It is no surprise that the ending of a gay novel from this time is likely to end tragically—most (but not all) did. As might be surmised by the many editions over the years, Finistère was popular among gay men despite the ending. The central message of the novel isn't that gay people are bad, or in this case, the problem isn't that Matthew is gay. The problem is that the adults in Matthew's life are incapable of supporting him.
|
TOP ROW FROM LEFT TO RIGHT: [1] London : Victor Gollanz, 1951 [2] New York : Signet/NAL, 1952 [3] Fin de la Tierra, Spanish translation by A. S. Glanz, Buenos Aires : Editorial Dintel, 1953 [4] The World at Twilight, New York : Lancer Books, 1964 [5] New York : Lancer Books, 1966 [6] London : Victor Gollanz, 1966. ⸻ BOTTOM ROW FROM LEFT TO RIGHT: [7] New York : Lancer Books, 1968 [8] London : Panther, 1969 [9] Los Angeles : Seeker Press, 1985 [10] New York : Plume/NAL, 1986 [11] Vancouver : Arsenal Pulp Press, 2006. |
Matthew's Happy Ending
Tobias Schneebaum (1922-2005), in his introduction to the 2003 re-release of his 1979 work
Wild Man (University of Wisconsin Press), discusses the reception of his early work's gay themes and the ways in which authors, such as Gore Vidal and Fritz Peters conformed to expectations of publishers of the time. In 1965, a new edition of the 1948 novel
The City and the Pillar was released "in order to return to it the strength, the temperament and the animus that Vidal had wanted in the first place." Schneebaum further states that Fritz Peters was forced by his editor to change his original happy ending for
Finistère to "an ending that was tragic, to conform with contemporary ideas concerning what interested the public and what was obscene."

### Document structure recognition data
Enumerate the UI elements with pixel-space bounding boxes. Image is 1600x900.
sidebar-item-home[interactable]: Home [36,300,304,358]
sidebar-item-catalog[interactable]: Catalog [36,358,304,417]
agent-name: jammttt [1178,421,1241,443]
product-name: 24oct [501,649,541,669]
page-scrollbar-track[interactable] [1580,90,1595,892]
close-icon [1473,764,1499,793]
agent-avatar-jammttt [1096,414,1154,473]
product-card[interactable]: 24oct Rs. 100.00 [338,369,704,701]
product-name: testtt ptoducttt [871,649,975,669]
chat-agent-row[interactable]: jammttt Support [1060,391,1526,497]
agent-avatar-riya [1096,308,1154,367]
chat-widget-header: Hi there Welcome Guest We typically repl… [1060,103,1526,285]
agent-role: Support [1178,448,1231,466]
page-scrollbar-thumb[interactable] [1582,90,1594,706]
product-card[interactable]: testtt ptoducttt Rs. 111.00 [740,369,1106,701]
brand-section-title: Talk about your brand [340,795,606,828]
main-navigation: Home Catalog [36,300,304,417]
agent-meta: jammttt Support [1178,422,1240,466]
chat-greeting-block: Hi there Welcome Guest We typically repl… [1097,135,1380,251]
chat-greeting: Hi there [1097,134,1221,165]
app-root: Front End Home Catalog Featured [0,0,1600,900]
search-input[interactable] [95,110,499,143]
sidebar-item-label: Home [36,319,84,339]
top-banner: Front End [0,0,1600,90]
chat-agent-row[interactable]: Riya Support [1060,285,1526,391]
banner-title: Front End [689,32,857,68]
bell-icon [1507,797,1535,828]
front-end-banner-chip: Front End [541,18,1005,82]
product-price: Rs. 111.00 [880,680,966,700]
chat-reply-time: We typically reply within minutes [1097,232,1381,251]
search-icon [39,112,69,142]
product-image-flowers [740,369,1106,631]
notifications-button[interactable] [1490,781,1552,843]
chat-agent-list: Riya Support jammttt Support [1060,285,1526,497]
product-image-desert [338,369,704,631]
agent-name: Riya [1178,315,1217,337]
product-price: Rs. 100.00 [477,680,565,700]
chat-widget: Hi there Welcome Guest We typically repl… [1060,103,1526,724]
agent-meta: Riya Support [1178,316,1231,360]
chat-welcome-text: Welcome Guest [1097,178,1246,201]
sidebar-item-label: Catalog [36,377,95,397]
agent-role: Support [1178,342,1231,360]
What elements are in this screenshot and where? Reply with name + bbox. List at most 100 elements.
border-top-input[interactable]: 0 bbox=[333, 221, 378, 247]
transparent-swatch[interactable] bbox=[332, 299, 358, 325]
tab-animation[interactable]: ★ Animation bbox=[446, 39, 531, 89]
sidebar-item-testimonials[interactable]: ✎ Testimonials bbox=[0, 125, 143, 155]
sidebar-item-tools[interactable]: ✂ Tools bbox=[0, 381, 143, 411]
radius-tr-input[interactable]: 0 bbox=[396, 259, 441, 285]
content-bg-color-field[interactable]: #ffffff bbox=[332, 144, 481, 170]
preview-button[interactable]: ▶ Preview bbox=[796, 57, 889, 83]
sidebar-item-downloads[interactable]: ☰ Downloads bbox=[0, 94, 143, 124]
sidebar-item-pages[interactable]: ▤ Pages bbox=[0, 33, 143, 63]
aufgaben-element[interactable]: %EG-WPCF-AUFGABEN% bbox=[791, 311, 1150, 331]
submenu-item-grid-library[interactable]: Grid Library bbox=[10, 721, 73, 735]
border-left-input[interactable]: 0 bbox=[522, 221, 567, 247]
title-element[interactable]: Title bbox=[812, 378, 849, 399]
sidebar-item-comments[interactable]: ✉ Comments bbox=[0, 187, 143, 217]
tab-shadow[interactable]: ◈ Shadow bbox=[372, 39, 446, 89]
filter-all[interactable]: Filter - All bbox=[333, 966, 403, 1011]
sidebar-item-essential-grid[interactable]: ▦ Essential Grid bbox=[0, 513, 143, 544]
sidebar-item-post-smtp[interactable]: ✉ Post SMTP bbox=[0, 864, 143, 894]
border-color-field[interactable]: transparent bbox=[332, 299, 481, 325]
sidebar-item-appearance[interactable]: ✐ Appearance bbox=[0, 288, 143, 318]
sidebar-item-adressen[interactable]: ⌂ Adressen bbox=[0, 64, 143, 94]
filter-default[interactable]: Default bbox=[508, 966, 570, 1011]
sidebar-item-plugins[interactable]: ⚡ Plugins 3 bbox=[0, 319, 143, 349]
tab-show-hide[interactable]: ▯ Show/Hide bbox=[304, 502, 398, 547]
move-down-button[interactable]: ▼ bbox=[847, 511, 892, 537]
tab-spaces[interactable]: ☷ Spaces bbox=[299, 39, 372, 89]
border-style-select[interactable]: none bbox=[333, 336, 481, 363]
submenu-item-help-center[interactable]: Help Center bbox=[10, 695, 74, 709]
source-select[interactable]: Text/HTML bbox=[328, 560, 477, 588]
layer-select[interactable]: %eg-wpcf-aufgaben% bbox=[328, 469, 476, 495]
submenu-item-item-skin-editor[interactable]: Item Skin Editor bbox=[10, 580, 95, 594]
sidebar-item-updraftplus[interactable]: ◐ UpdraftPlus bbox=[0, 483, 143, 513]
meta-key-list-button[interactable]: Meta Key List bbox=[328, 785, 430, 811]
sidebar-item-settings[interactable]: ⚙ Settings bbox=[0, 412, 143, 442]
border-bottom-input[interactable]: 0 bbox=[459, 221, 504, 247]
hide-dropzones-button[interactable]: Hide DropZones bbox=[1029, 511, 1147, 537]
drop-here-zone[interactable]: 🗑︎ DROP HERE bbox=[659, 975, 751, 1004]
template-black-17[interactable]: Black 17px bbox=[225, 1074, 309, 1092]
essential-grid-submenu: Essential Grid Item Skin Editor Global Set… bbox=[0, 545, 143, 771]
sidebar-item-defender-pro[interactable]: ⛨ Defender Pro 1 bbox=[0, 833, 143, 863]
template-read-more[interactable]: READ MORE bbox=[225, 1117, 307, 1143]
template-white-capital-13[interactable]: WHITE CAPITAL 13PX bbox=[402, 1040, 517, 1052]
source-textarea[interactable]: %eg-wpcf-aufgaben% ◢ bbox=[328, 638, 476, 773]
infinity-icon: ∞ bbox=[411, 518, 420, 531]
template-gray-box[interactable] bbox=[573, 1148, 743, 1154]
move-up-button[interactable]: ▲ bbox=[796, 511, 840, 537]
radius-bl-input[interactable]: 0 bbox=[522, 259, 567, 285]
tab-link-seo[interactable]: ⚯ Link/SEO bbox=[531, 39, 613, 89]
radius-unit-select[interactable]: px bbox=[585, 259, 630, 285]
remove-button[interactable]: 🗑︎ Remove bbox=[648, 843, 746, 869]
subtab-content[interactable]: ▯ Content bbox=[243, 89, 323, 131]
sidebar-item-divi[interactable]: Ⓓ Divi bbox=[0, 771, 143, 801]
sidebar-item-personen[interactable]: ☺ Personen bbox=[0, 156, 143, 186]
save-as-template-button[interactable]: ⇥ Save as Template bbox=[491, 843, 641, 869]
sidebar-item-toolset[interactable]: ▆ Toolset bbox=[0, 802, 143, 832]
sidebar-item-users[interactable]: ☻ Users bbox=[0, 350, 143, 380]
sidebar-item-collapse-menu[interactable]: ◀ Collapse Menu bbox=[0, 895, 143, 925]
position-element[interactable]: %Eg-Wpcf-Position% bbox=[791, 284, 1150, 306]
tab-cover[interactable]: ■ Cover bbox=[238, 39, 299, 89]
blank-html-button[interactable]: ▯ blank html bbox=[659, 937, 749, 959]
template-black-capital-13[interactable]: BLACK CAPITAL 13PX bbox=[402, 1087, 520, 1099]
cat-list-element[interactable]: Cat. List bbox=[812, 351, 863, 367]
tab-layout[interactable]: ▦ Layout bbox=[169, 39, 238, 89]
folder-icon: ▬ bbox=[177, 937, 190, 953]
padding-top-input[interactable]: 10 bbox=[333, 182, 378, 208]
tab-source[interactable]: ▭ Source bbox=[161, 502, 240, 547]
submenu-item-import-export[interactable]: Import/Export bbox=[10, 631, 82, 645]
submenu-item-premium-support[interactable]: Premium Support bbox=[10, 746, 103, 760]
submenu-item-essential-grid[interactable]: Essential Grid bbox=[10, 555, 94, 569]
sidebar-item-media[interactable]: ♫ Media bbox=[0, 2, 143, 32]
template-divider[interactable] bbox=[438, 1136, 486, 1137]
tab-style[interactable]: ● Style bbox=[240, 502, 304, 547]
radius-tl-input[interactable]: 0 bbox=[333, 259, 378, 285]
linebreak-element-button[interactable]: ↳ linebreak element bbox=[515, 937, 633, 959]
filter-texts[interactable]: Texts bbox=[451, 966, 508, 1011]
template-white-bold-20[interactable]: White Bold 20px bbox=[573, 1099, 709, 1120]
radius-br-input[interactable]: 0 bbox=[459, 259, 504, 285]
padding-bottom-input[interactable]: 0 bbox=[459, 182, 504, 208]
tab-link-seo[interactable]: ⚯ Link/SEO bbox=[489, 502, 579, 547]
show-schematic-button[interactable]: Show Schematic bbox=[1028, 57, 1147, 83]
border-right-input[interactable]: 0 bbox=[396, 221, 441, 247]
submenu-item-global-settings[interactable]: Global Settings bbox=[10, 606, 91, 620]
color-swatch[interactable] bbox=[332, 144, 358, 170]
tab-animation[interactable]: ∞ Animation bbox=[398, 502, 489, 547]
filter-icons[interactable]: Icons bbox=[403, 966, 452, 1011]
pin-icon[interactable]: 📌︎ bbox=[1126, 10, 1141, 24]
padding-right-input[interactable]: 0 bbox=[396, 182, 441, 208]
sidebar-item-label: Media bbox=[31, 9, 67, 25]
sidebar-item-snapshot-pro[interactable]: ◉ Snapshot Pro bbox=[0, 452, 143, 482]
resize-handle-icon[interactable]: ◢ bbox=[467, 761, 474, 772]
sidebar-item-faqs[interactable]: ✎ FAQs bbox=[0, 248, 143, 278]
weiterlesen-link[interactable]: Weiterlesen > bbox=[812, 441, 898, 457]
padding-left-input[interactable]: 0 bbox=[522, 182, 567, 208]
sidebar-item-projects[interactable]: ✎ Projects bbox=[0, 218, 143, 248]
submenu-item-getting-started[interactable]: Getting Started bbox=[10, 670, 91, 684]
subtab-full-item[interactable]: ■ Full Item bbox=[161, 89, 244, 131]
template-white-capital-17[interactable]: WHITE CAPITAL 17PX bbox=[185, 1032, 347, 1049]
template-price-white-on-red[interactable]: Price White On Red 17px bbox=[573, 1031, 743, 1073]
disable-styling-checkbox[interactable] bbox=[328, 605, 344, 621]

### Exercise 1
In the Finistère passage, who forced Fritz Peters to change his original happy ending?
### Exercise 2
Carry the Finistère passage forward from its last sentence.

### Written answer 1
His editor.

### Written answer 2
|
Fritz Peters correcting galley proofs of his second novel, Finistère November 27, 1950 [cat 3119-0007] Private Collection |
As Fritz Peter's novels were published by Farrar, Straus & Giroux, the business files related to his work are included in the
Farrar, Straus & Giroux, Inc. collection at the Manuscripts and Archives Division, New York Public Library. When I spent the day with the collection on December 14, 2002, I found that the collection did not include any manuscript material nor was there any correspondence that suggested a back-and-forth regarding the ending of
Finistère. The files about this novel were limited to a copy of the original contract, lengthy and ongoing correspondence regarding the republication of
Finistère by publishers other than FSG, and correspondence with reviewers and prospective reviewers of
Finistère.
Columbia University Libraries announced in the
Our Growing Collections column in
Columbia Library Columns (v.13:no.2 1964:February, p.55) that "Mr. Fritz Peters has presented the manuscript of his novel,
Finistère, published in New York in 1951." Interestingly it was listed under the section for medical library gifts. It is now housed in Columbia's Rare Book and Manuscript Library within the collection,
General Manuscripts, 1789-2013. The type-written manuscript with minor changes in ink follows the published work, including the tragic ending.
If there was an original happy ending to
Finistère, it appears to have been lost to history. What might Matthew's life have looked like, had Fritz Peters been free of the cultural and moral restrictions of mid-twentieth century American publishing?